====== Text to read ======

Steele v. Lannon

355 So. 2d 190 (1978)

Arthur STEELE, Appellant,
v.
Elizabeth M. LANNON, Appellee.

No. 77-764.

District Court of Appeal of Florida, Second District.

February 17, 1978. As Modified March 3, 1978.

R. Thomas Corbin, of Allen, Knudsen, Swartz, DeBoest, Rhoads & Edwards, Fort Myers, for appellant.

*191 James L. Goetz, of Roberts, Watson, Bright & Adams, Fort Myers, for appellee.

DANAHY, Judge.

After a falling-out with his companion, Elizabeth Lannon, Arthur Steele sued her to impose a resulting or constructive trust on a condominium unit which he bought with his funds and, at her suggestion, had placed in her name. Summary judgment was granted in favor of Elizabeth Lannon. We reverse.

======

__What is expected__.
Please list each surname that appears in the name of the law firm representing the appellant in the Steele v. Lannon opinion above.

====== Extracted entries ======

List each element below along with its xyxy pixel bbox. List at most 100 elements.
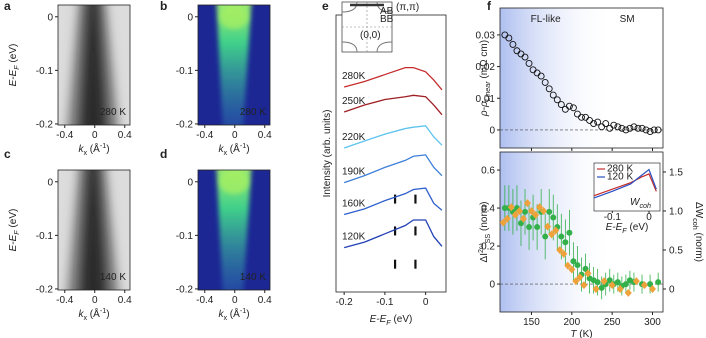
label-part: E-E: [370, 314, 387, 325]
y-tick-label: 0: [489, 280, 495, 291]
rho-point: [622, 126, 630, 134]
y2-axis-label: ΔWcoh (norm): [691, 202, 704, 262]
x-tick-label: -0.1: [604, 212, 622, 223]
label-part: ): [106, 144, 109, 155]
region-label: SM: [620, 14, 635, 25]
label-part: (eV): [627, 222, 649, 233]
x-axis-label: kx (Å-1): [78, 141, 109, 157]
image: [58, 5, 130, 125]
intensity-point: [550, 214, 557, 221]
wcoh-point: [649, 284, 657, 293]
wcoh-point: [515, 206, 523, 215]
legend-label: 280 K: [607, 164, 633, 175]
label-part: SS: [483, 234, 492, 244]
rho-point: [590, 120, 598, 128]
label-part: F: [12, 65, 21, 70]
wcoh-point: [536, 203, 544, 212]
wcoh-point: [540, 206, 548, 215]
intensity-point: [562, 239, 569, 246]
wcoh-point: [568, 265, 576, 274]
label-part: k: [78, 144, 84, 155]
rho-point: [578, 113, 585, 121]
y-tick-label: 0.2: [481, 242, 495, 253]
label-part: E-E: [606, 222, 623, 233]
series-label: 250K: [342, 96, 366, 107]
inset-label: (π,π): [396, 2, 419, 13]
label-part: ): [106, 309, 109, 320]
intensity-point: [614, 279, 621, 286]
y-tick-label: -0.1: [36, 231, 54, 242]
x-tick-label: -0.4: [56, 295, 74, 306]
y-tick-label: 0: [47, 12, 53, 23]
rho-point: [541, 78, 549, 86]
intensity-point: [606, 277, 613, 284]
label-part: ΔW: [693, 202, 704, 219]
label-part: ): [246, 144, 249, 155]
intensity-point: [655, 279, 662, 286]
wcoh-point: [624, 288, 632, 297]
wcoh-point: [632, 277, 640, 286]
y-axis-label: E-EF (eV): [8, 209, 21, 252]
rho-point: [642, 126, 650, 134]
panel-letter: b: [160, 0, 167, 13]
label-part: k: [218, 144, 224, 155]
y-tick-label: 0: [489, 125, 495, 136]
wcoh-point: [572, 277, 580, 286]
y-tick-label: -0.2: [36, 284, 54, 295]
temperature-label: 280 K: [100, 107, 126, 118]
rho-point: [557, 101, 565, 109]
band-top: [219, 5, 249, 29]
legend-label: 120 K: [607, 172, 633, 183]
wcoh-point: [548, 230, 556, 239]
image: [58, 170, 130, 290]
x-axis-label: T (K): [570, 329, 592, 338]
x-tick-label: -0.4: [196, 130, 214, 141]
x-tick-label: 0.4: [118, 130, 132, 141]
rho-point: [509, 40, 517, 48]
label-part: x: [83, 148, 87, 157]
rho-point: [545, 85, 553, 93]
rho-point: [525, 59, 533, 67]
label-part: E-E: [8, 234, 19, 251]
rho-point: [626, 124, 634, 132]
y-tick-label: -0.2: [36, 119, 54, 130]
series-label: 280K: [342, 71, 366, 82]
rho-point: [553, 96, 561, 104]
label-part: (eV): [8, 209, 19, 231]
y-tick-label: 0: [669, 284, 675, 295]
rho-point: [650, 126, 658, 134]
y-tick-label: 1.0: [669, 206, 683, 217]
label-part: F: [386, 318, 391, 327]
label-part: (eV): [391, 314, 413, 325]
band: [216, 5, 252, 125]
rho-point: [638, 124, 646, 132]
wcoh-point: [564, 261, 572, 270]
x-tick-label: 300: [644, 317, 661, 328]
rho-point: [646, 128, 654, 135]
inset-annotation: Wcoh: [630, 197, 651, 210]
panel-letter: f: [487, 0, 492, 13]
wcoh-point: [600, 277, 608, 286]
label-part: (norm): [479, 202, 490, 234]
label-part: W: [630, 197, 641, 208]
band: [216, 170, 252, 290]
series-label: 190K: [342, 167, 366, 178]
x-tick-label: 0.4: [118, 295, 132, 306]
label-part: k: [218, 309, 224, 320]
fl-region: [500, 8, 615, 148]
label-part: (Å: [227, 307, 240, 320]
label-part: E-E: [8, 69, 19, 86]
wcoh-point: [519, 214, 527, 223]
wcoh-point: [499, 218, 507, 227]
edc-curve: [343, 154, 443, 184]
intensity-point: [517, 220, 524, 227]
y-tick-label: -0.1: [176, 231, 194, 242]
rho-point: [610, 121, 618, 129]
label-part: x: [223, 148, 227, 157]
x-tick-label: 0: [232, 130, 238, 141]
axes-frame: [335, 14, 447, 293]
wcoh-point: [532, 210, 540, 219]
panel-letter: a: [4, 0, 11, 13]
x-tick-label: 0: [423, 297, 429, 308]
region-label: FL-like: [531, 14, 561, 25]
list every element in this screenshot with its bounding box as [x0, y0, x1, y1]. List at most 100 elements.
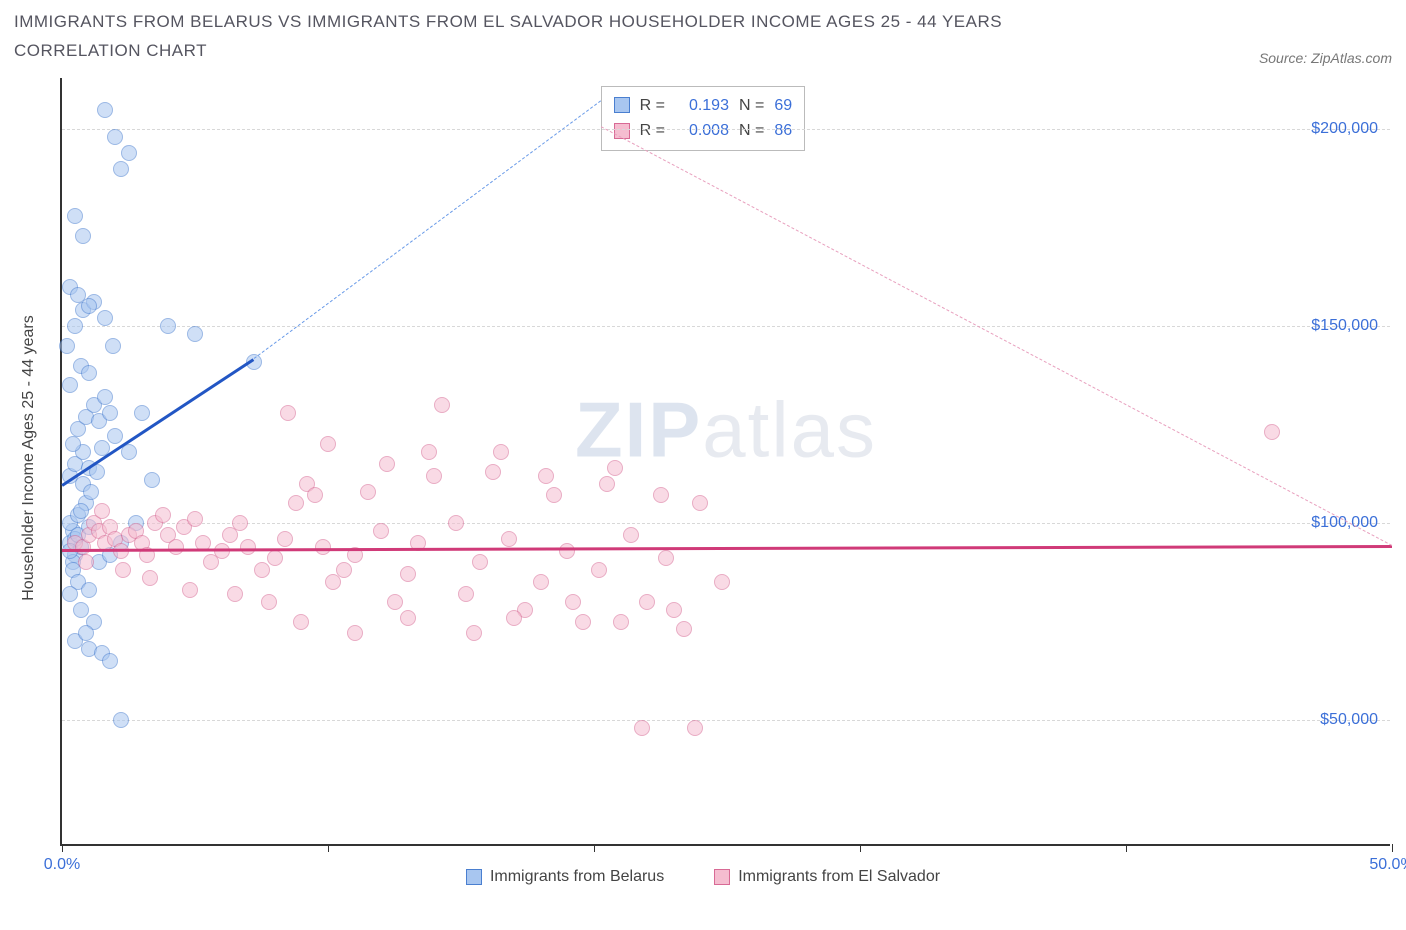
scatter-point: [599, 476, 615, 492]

======

__Expected answer__.
Allen, Knudsen, Swartz, DeBoest, Rhoads, Edwards